◆ WHAT TO DO
Please find all lines in the data that hold the string "الزامی" and copy them.

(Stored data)
+++++

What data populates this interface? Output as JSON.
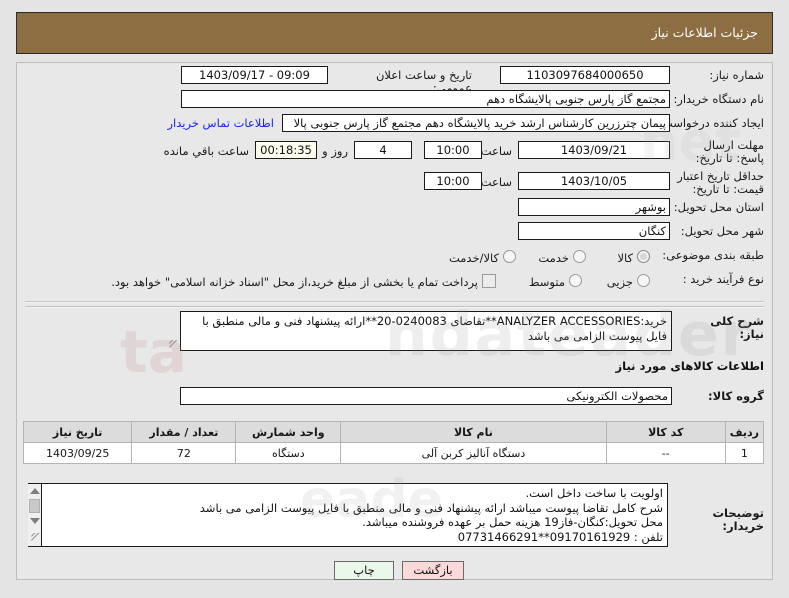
{
  "header": {
    "title": "جزئیات اطلاعات نیاز"
  },
  "form": {
    "need_number_label": "شماره نیاز:",
    "need_number_value": "1103097684000650",
    "announce_label": "تاریخ و ساعت اعلان عمومی:",
    "announce_value": "09:09 - 1403/09/17",
    "buyer_org_label": "نام دستگاه خریدار:",
    "buyer_org_value": "مجتمع گاز پارس جنوبی  پالایشگاه دهم",
    "requester_label": "ایجاد کننده درخواست:",
    "requester_value": "پیمان چترزرین کارشناس ارشد خرید پالایشگاه دهم مجتمع گاز پارس جنوبی  پالا",
    "contact_link": "اطلاعات تماس خریدار",
    "reply_deadline_label": "مهلت ارسال پاسخ: تا تاریخ:",
    "reply_deadline_date": "1403/09/21",
    "hour_label": "ساعت",
    "reply_deadline_time": "10:00",
    "remaining_days": "4",
    "days_and_label": "روز و",
    "remaining_clock": "00:18:35",
    "remaining_suffix": "ساعت باقي مانده",
    "price_valid_label": "حداقل تاریخ اعتبار قیمت: تا تاریخ:",
    "price_valid_date": "1403/10/05",
    "price_valid_time": "10:00",
    "province_label": "استان محل تحویل:",
    "province_value": "بوشهر",
    "city_label": "شهر محل تحویل:",
    "city_value": "کنگان",
    "category_label": "طبقه بندی موضوعی:",
    "category_options": [
      {
        "label": "کالا",
        "selected": true
      },
      {
        "label": "خدمت",
        "selected": false
      },
      {
        "label": "کالا/خدمت",
        "selected": false
      }
    ],
    "process_label": "نوع فرآیند خرید :",
    "process_options": [
      {
        "label": "جزیی",
        "selected": false
      },
      {
        "label": "متوسط",
        "selected": false
      }
    ],
    "treasury_checkbox_label": "پرداخت تمام یا بخشی از مبلغ خرید،از محل \"اسناد خزانه اسلامی\" خواهد بود.",
    "treasury_checked": false
  },
  "description": {
    "label": "شرح کلی نیاز:",
    "value": "خرید:ANALYZER ACCESSORIES**تقاضای 0240083-20**ارائه پیشنهاد فنی و مالی منطبق با فایل پیوست الزامی می باشد"
  },
  "goods": {
    "section_title": "اطلاعات کالاهای مورد نیاز",
    "group_label": "گروه کالا:",
    "group_value": "محصولات الکترونیکی",
    "columns": [
      "ردیف",
      "کد کالا",
      "نام کالا",
      "واحد شمارش",
      "تعداد / مقدار",
      "تاریخ نیاز"
    ],
    "rows": [
      {
        "row_no": "1",
        "code": "--",
        "name": "دستگاه آنالیز کربن آلی",
        "unit": "دستگاه",
        "quantity": "72",
        "need_date": "1403/09/25"
      }
    ]
  },
  "notes": {
    "label": "توضیحات خریدار:",
    "value": "اولویت با ساخت داخل است.\nشرح کامل تقاضا پیوست میباشد ارائه پیشنهاد فنی و مالی منطبق با فایل پیوست الزامی می باشد\nمحل تحویل:کنگان-فاز19 هزینه حمل بر عهده فروشنده میباشد.\nتلفن : 09170161929**07731466291"
  },
  "footer": {
    "print_label": "چاپ",
    "back_label": "بازگشت"
  },
  "watermark": {
    "line1": "ndateader",
    "line2": "ta",
    "line3": "eade",
    "line4": "net"
  },
  "colors": {
    "header_bg": "#8d6e43",
    "page_bg": "#e4e4e4",
    "panel_bg": "#e8e8e8",
    "link": "#1a25e8",
    "countdown_bg": "#fffff0",
    "print_btn": "#e9f8e9",
    "back_btn": "#fbd9d9"
  }
}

+++++

◆ TASK SOLUTION
    "value": "خرید:ANALYZER ACCESSORIES**تقاضای 0240083-20**ارائه پیشنهاد فنی و مالی منطبق با فایل پیوست الزامی می باشد"
    "value": "اولویت با ساخت داخل است.\nشرح کامل تقاضا پیوست میباشد ارائه پیشنهاد فنی و مالی منطبق با فایل پیوست الزامی می باشد\nمحل تحویل:کنگان-فاز19 هزینه حمل بر عهده فروشنده میباشد.\nتلفن : 09170161929**07731466291"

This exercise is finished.